Records contained in a dataset

—————

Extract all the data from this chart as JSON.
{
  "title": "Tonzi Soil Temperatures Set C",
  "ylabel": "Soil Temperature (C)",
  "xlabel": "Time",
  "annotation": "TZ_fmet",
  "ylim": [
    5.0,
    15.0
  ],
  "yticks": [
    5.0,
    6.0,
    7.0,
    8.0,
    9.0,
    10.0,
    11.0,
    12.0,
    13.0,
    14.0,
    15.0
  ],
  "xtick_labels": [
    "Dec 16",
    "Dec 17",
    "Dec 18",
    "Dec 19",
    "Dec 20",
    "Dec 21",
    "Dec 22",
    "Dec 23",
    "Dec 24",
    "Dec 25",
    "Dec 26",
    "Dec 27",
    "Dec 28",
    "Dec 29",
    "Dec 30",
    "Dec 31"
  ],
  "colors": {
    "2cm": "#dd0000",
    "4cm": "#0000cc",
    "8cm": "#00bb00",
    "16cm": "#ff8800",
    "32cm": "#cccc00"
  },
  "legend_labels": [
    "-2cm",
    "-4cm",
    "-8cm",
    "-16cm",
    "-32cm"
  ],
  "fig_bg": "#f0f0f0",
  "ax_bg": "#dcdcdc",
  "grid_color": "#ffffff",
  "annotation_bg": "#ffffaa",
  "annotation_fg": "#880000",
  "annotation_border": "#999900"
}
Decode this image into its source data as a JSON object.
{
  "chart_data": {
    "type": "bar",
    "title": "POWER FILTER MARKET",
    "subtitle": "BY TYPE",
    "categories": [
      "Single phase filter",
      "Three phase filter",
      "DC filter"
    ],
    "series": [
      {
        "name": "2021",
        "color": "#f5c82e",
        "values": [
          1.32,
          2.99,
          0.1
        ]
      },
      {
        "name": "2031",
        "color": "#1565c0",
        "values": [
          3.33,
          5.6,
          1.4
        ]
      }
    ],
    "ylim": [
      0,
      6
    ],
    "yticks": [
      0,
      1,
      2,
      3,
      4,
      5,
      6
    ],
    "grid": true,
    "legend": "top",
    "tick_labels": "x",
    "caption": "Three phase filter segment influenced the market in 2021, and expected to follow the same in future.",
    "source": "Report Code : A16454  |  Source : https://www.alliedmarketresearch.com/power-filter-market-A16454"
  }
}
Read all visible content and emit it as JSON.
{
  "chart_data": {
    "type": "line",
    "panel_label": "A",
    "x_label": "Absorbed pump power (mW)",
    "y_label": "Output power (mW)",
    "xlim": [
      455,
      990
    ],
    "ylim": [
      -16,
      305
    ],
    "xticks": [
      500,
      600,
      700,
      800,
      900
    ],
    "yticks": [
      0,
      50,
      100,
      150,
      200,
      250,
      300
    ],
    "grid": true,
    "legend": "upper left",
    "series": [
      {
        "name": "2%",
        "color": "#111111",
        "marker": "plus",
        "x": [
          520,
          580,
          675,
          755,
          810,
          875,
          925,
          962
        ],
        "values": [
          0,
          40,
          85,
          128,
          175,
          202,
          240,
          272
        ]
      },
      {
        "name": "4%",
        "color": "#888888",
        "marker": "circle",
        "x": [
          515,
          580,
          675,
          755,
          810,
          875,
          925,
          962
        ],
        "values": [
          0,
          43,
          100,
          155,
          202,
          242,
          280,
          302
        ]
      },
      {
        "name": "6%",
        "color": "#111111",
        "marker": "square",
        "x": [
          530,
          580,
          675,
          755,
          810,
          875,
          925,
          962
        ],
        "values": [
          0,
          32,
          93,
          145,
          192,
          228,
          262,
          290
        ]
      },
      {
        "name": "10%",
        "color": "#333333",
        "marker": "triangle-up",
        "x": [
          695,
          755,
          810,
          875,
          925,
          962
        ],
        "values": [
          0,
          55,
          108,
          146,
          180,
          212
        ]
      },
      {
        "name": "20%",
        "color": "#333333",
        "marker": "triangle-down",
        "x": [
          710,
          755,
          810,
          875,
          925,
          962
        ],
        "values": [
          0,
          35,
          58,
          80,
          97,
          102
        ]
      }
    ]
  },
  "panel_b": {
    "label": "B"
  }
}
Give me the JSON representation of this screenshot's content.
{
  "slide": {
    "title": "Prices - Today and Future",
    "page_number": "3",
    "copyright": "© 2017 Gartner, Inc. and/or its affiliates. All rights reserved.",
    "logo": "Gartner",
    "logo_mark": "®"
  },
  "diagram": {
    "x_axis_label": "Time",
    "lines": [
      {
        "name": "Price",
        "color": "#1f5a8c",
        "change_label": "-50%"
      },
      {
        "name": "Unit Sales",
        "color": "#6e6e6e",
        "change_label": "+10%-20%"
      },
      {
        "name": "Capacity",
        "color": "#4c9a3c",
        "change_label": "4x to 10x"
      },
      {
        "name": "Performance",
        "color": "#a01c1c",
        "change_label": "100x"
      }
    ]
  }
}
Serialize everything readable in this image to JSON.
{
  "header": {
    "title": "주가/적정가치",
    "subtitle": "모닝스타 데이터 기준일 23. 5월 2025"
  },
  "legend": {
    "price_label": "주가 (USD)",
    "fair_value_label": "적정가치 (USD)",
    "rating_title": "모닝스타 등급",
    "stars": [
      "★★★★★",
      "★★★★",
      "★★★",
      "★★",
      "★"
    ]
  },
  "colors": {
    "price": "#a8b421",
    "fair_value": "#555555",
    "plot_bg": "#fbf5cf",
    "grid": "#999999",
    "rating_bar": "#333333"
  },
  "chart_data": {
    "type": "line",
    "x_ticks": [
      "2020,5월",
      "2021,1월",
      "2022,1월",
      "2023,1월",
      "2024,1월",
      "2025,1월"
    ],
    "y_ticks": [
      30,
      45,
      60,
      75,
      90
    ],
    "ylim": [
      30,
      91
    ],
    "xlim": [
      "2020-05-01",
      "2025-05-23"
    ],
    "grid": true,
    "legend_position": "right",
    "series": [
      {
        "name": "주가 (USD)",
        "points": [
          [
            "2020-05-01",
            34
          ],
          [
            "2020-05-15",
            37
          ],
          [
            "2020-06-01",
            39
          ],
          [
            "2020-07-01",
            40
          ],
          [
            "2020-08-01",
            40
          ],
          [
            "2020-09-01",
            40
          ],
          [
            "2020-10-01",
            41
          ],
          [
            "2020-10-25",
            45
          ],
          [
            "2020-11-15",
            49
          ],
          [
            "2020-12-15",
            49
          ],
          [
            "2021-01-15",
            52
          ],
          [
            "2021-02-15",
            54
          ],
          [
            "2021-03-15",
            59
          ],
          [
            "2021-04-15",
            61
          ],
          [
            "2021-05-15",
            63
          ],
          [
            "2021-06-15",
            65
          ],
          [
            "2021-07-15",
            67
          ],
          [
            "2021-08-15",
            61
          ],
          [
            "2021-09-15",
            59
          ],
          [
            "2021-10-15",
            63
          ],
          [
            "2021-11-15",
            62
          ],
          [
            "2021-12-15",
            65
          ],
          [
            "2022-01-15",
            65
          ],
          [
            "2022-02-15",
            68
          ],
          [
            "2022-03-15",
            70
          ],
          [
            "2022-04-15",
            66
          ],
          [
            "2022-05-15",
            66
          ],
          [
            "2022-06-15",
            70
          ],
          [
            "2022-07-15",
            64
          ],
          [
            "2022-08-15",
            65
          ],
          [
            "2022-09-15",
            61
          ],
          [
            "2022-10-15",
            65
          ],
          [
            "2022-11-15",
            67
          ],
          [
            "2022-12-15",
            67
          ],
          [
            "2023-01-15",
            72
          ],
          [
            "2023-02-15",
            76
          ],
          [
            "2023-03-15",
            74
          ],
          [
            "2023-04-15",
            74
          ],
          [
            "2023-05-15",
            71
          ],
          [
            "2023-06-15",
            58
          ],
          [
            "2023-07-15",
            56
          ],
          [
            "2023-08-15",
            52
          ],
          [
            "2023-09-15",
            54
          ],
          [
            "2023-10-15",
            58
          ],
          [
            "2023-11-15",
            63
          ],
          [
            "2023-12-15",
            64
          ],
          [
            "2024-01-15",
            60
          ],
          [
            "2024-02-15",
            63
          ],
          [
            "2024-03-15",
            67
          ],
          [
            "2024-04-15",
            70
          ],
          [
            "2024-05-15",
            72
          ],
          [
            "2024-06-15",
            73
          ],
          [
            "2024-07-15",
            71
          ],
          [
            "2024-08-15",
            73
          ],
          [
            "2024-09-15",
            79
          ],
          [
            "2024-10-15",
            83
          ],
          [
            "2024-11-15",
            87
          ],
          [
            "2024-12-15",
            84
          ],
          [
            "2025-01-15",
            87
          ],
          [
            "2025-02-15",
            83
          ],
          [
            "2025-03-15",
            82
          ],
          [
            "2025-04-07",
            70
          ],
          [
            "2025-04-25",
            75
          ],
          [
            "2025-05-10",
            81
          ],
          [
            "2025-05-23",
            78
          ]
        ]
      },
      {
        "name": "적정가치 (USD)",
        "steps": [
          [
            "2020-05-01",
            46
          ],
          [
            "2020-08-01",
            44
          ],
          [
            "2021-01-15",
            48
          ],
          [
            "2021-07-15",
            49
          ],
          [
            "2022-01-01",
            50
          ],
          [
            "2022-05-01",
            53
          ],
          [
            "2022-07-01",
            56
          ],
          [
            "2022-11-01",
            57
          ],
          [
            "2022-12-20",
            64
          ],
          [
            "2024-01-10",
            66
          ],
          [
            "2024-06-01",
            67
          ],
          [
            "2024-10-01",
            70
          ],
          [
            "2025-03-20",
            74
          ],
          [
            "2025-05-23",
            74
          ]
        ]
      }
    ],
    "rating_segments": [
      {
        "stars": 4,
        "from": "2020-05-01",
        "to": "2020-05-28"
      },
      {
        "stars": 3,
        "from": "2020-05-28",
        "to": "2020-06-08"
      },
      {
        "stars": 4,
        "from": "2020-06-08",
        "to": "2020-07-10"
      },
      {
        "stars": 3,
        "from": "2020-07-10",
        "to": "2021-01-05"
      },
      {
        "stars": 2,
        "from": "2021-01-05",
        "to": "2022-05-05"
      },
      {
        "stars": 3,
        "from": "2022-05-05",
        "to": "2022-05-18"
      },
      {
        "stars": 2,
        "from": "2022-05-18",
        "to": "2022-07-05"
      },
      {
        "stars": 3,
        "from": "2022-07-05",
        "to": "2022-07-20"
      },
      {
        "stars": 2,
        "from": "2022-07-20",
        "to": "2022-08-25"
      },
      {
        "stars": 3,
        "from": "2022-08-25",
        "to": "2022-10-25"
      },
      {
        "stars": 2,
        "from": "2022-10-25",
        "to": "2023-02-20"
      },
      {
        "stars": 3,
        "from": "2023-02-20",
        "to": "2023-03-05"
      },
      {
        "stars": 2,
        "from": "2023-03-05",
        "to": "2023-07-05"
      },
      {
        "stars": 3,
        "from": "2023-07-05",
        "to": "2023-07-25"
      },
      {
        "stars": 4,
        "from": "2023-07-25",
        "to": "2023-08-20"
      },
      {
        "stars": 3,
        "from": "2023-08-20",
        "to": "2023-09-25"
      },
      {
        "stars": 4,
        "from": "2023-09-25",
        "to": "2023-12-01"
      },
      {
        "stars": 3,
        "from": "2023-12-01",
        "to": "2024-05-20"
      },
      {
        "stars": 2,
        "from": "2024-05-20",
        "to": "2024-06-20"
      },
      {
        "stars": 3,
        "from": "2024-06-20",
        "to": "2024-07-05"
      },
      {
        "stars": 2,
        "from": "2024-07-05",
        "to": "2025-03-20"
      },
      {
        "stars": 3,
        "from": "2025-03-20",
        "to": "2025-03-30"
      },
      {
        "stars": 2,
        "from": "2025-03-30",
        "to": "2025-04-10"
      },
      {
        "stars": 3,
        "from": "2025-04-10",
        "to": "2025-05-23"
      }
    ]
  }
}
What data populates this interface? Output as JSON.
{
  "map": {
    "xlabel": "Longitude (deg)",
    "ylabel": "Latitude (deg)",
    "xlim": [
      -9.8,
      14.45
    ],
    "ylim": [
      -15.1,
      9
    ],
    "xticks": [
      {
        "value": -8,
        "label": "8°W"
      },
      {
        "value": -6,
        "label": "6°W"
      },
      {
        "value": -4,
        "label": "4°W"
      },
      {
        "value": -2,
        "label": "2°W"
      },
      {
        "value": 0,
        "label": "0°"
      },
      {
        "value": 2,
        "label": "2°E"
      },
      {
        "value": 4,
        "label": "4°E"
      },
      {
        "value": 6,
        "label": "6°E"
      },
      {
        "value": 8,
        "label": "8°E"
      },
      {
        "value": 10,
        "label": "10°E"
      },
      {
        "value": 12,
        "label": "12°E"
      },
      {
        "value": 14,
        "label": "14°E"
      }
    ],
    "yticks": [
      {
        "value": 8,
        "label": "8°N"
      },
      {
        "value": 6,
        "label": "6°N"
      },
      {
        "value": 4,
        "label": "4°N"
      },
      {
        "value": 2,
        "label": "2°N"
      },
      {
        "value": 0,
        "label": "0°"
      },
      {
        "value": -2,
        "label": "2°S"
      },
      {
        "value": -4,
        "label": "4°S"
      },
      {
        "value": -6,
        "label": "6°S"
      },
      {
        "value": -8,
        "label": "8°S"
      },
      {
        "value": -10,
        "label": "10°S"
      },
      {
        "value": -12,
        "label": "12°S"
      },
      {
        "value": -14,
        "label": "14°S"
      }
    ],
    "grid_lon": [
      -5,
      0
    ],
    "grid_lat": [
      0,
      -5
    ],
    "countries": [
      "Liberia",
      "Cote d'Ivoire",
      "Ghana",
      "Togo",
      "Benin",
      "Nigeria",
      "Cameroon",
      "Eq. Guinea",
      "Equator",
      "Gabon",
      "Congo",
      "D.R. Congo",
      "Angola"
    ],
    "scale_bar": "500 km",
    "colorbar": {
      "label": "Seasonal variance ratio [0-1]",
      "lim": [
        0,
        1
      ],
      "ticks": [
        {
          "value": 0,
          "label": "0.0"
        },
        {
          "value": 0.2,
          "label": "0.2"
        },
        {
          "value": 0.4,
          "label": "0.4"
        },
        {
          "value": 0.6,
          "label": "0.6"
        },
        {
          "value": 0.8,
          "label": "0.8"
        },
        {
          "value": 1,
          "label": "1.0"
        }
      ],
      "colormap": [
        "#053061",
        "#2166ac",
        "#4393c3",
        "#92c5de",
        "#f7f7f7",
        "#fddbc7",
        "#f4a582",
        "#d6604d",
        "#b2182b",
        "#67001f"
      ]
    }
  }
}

—————

### [Objective]
Select and copy every line from the records that includes the word "JSON".

### [Task result]
Extract all the data from this chart as JSON.
Decode this image into its source data as a JSON object.
Read all visible content and emit it as JSON.
Give me the JSON representation of this screenshot's content.
Serialize everything readable in this image to JSON.
What data populates this interface? Output as JSON.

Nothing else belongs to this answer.